* _What you have to do_
Pull out each line in the listing below that contains the string "data".

[Visual layout listing]
========================================

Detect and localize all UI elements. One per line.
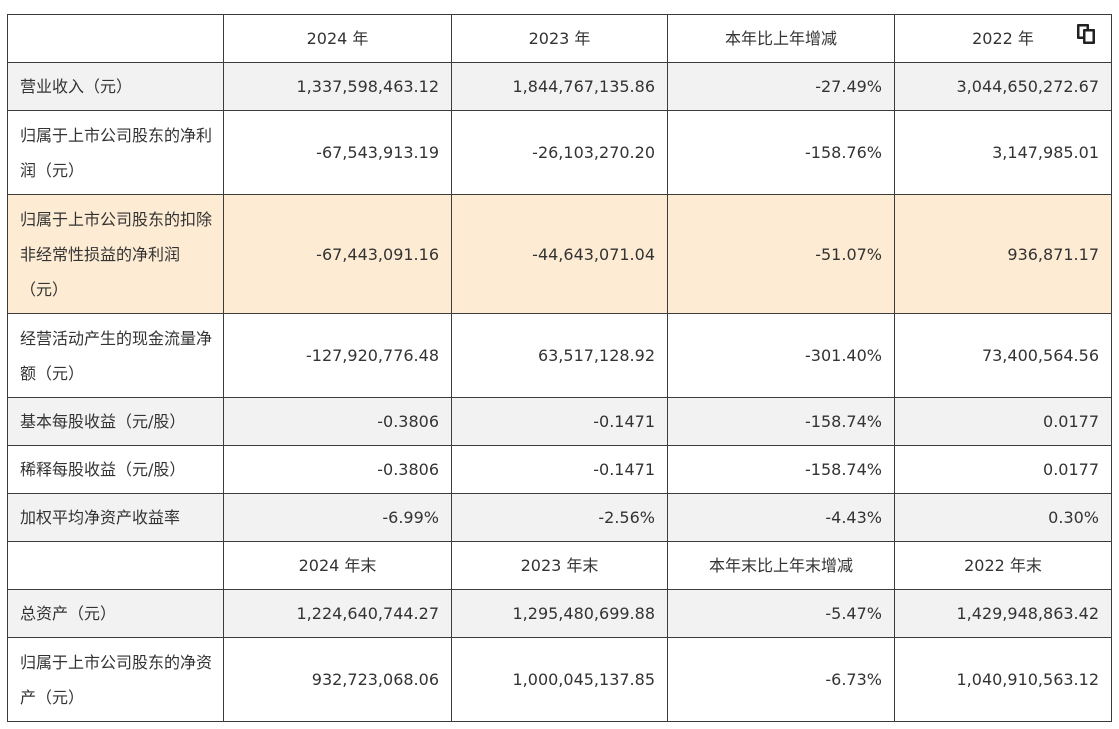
cell-2022: 73,400,564.56	[894, 313, 1112, 398]
cell-2024: 1,224,640,744.27	[223, 589, 452, 638]
cell-change: -158.76%	[667, 110, 895, 195]
cell-2023: -0.1471	[451, 445, 668, 494]
cell-2024: 1,337,598,463.12	[223, 62, 452, 111]
cell-2022: 936,871.17	[894, 194, 1112, 314]
cell-change: -27.49%	[667, 62, 895, 111]
cell-2022: 0.30%	[894, 493, 1112, 542]
cell-change: -5.47%	[667, 589, 895, 638]
row-label: 归属于上市公司股东的净利润（元）	[7, 110, 224, 195]
table-row-deducted-net-profit: 归属于上市公司股东的扣除非经常性损益的净利润（元） -67,443,091.16…	[7, 194, 1112, 314]
table-row-revenue: 营业收入（元） 1,337,598,463.12 1,844,767,135.8…	[7, 62, 1112, 111]
cell-change: -301.40%	[667, 313, 895, 398]
cell-2024: -6.99%	[223, 493, 452, 542]
table-row-operating-cash-flow: 经营活动产生的现金流量净额（元） -127,920,776.48 63,517,…	[7, 313, 1112, 398]
financial-data-table: 2024 年 2023 年 本年比上年增减 2022 年 营业收入（元） 1,3…	[7, 14, 1112, 722]
table-row-net-assets: 归属于上市公司股东的净资产（元） 932,723,068.06 1,000,04…	[7, 637, 1112, 722]
cell-2024: -67,443,091.16	[223, 194, 452, 314]
cell-2022: 0.0177	[894, 397, 1112, 446]
cell-2023: 1,000,045,137.85	[451, 637, 668, 722]
cell-2024: 932,723,068.06	[223, 637, 452, 722]
cell-change: -6.73%	[667, 637, 895, 722]
cell-2022: 3,044,650,272.67	[894, 62, 1112, 111]
row-label: 基本每股收益（元/股）	[7, 397, 224, 446]
cell-change: -158.74%	[667, 445, 895, 494]
header-2023: 2023 年	[451, 14, 668, 63]
cell-change: -4.43%	[667, 493, 895, 542]
cell-2024: -0.3806	[223, 445, 452, 494]
cell-2023: 1,295,480,699.88	[451, 589, 668, 638]
row-label: 总资产（元）	[7, 589, 224, 638]
cell-2023: -44,643,071.04	[451, 194, 668, 314]
cell-2024: -127,920,776.48	[223, 313, 452, 398]
copy-icon[interactable]	[1075, 23, 1097, 45]
table-row-basic-eps: 基本每股收益（元/股） -0.3806 -0.1471 -158.74% 0.0…	[7, 397, 1112, 446]
cell-change: -51.07%	[667, 194, 895, 314]
cell-change: -158.74%	[667, 397, 895, 446]
cell-2022: 1,429,948,863.42	[894, 589, 1112, 638]
header-2024-end: 2024 年末	[223, 541, 452, 590]
header-blank-cell	[7, 541, 224, 590]
table-row-net-profit: 归属于上市公司股东的净利润（元） -67,543,913.19 -26,103,…	[7, 110, 1112, 195]
cell-2023: -26,103,270.20	[451, 110, 668, 195]
header-2022: 2022 年	[894, 14, 1112, 63]
table-row-total-assets: 总资产（元） 1,224,640,744.27 1,295,480,699.88…	[7, 589, 1112, 638]
cell-2022: 3,147,985.01	[894, 110, 1112, 195]
cell-2024: -0.3806	[223, 397, 452, 446]
row-label: 归属于上市公司股东的扣除非经常性损益的净利润（元）	[7, 194, 224, 314]
header-row-annual: 2024 年 2023 年 本年比上年增减 2022 年	[7, 14, 1112, 63]
cell-2024: -67,543,913.19	[223, 110, 452, 195]
table-row-roe: 加权平均净资产收益率 -6.99% -2.56% -4.43% 0.30%	[7, 493, 1112, 542]
header-2023-end: 2023 年末	[451, 541, 668, 590]
row-label: 经营活动产生的现金流量净额（元）	[7, 313, 224, 398]
row-label: 归属于上市公司股东的净资产（元）	[7, 637, 224, 722]
header-change-end: 本年末比上年末增减	[667, 541, 895, 590]
header-change: 本年比上年增减	[667, 14, 895, 63]
header-2022-end: 2022 年末	[894, 541, 1112, 590]
cell-2023: -2.56%	[451, 493, 668, 542]
row-label: 稀释每股收益（元/股）	[7, 445, 224, 494]
cell-2023: 1,844,767,135.86	[451, 62, 668, 111]
cell-2023: -0.1471	[451, 397, 668, 446]
cell-2023: 63,517,128.92	[451, 313, 668, 398]
header-2024: 2024 年	[223, 14, 452, 63]
cell-2022: 1,040,910,563.12	[894, 637, 1112, 722]
row-label: 加权平均净资产收益率	[7, 493, 224, 542]
header-row-year-end: 2024 年末 2023 年末 本年末比上年末增减 2022 年末	[7, 541, 1112, 590]
table-row-diluted-eps: 稀释每股收益（元/股） -0.3806 -0.1471 -158.74% 0.0…	[7, 445, 1112, 494]
row-label: 营业收入（元）	[7, 62, 224, 111]
cell-2022: 0.0177	[894, 445, 1112, 494]
header-blank-cell	[7, 14, 224, 63]
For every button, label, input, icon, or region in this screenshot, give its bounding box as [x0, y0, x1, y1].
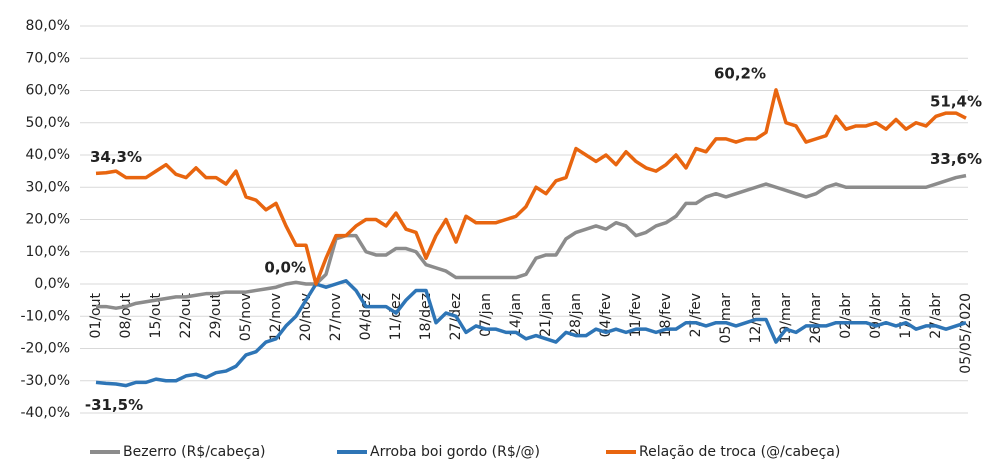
x-tick-label: 02/abr: [838, 293, 854, 339]
x-tick-label: 08/out: [118, 292, 134, 338]
x-tick-label: 09/abr: [868, 293, 884, 339]
y-tick-label: -10,0%: [20, 308, 70, 324]
y-tick-label: 40,0%: [26, 147, 70, 163]
x-tick-label: 05/mar: [718, 293, 734, 344]
x-tick-label: 18/dez: [418, 293, 434, 340]
y-tick-label: 60,0%: [26, 83, 70, 99]
x-tick-label: 29/out: [208, 292, 224, 338]
x-tick-label: 21/jan: [538, 293, 554, 337]
data-label: -31,5%: [85, 396, 143, 414]
y-tick-label: 10,0%: [26, 244, 70, 260]
x-tick-label: 07/jan: [478, 293, 494, 337]
x-tick-label: 11/fev: [628, 293, 644, 337]
y-tick-label: 30,0%: [26, 179, 70, 195]
x-tick-label: 17/abr: [898, 293, 914, 339]
x-tick-label: 04/fev: [598, 293, 614, 337]
y-tick-label: -20,0%: [20, 341, 70, 357]
data-line: [95, 279, 967, 388]
x-tick-label: 28/jan: [568, 293, 584, 337]
x-tick-label: 14/jan: [508, 293, 524, 337]
x-tick-label: 18/fev: [658, 293, 674, 337]
y-tick-label: 50,0%: [26, 115, 70, 131]
y-tick-label: 70,0%: [26, 50, 70, 66]
y-tick-label: 80,0%: [26, 18, 70, 34]
x-tick-label: 01/out: [88, 292, 104, 338]
data-label: 33,6%: [930, 150, 982, 168]
x-tick-label: 15/out: [148, 292, 164, 338]
data-line: [96, 173, 967, 310]
y-tick-label: -40,0%: [20, 405, 70, 421]
x-tick-label: 22/out: [178, 292, 194, 338]
x-tick-label: 27/fev: [688, 293, 704, 337]
data-label: 60,2%: [714, 64, 766, 82]
x-tick-label: 05/05/2020: [958, 293, 974, 374]
data-label: 51,4%: [930, 93, 982, 111]
x-tick-label: 26/mar: [808, 293, 824, 344]
y-tick-label: -30,0%: [20, 373, 70, 389]
data-label: 34,3%: [90, 148, 142, 166]
legend-label: Arroba boi gordo (R$/@): [370, 444, 540, 460]
x-tick-label: 27/abr: [928, 293, 944, 339]
x-tick-label: 11/dez: [388, 293, 404, 340]
y-tick-label: 0,0%: [34, 276, 70, 292]
legend-label: Bezerro (R$/cabeça): [123, 444, 265, 460]
data-line: [95, 88, 967, 286]
legend-label: Relação de troca (@/cabeça): [639, 444, 840, 460]
x-tick-label: 12/nov: [268, 293, 284, 341]
y-tick-label: 20,0%: [26, 212, 70, 228]
x-tick-label: 27/nov: [328, 293, 344, 341]
x-tick-label: 05/nov: [238, 293, 254, 341]
data-label: 0,0%: [264, 259, 306, 277]
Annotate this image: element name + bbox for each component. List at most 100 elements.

========================================

* _Completed task_
financial-data-table: 2024 年 2023 年 本年比上年增减 2022 年 营业收入（元） 1,3…	[7, 14, 1112, 722]
data-label: -31,5%: [85, 396, 143, 414]
data-line: [95, 279, 967, 388]
data-label: 33,6%: [930, 150, 982, 168]
data-line: [96, 173, 967, 310]
data-label: 60,2%: [714, 64, 766, 82]
data-label: 51,4%: [930, 93, 982, 111]
data-label: 34,3%: [90, 148, 142, 166]
data-line: [95, 88, 967, 286]
data-label: 0,0%: [264, 259, 306, 277]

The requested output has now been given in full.